[Records contained in a dataset]

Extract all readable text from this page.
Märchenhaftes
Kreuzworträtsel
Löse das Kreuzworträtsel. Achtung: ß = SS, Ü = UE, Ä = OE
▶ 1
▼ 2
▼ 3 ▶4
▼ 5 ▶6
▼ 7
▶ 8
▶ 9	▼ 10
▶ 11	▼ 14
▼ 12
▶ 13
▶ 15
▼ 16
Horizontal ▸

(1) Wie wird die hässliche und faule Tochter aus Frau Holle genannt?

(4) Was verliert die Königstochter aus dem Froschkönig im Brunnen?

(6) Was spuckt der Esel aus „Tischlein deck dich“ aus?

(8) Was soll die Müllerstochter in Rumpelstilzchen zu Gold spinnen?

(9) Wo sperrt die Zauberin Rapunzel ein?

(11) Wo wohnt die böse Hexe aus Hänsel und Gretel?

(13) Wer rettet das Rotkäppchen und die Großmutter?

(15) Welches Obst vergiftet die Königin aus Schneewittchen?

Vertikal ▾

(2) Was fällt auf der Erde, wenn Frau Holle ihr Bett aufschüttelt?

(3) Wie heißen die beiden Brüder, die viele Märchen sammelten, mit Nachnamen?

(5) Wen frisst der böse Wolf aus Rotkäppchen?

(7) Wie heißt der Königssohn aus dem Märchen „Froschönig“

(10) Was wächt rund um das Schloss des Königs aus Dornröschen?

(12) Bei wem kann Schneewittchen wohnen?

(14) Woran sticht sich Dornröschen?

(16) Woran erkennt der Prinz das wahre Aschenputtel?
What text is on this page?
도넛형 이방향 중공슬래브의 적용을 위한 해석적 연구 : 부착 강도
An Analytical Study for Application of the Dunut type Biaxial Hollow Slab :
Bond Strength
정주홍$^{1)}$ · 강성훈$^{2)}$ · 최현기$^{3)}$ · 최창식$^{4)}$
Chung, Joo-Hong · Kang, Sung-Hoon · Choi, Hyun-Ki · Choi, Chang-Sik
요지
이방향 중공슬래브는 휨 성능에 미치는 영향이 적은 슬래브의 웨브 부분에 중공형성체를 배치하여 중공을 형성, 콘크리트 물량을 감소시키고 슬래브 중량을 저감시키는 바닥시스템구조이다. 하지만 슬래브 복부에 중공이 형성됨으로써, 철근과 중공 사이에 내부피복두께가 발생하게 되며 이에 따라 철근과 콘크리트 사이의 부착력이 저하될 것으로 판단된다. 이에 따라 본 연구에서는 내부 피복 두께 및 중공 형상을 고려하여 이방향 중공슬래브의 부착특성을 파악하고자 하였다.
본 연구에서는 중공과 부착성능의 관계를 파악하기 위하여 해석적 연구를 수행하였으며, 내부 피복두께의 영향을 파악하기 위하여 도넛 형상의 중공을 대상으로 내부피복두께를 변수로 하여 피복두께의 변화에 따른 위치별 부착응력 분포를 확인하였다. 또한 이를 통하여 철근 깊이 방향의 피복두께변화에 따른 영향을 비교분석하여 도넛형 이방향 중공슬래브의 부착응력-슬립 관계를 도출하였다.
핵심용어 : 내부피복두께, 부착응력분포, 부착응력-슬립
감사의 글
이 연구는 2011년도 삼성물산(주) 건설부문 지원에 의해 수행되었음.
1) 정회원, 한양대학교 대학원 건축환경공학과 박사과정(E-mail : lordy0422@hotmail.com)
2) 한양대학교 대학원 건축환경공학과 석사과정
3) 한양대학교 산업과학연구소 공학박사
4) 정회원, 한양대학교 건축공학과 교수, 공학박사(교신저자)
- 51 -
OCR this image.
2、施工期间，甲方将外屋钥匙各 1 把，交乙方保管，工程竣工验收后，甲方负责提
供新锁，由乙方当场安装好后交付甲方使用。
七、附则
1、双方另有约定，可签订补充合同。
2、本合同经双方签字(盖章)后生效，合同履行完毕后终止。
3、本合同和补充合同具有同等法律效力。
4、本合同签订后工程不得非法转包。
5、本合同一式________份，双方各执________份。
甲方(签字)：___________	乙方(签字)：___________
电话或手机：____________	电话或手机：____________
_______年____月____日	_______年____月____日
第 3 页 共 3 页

▸ **Given exercise**:
Check each line above for the word "Schneewittchen" and copy the ones that have it.

▸ **Exercise output**:
(15) Welches Obst vergiftet die Königin aus Schneewittchen?
(12) Bei wem kann Schneewittchen wohnen?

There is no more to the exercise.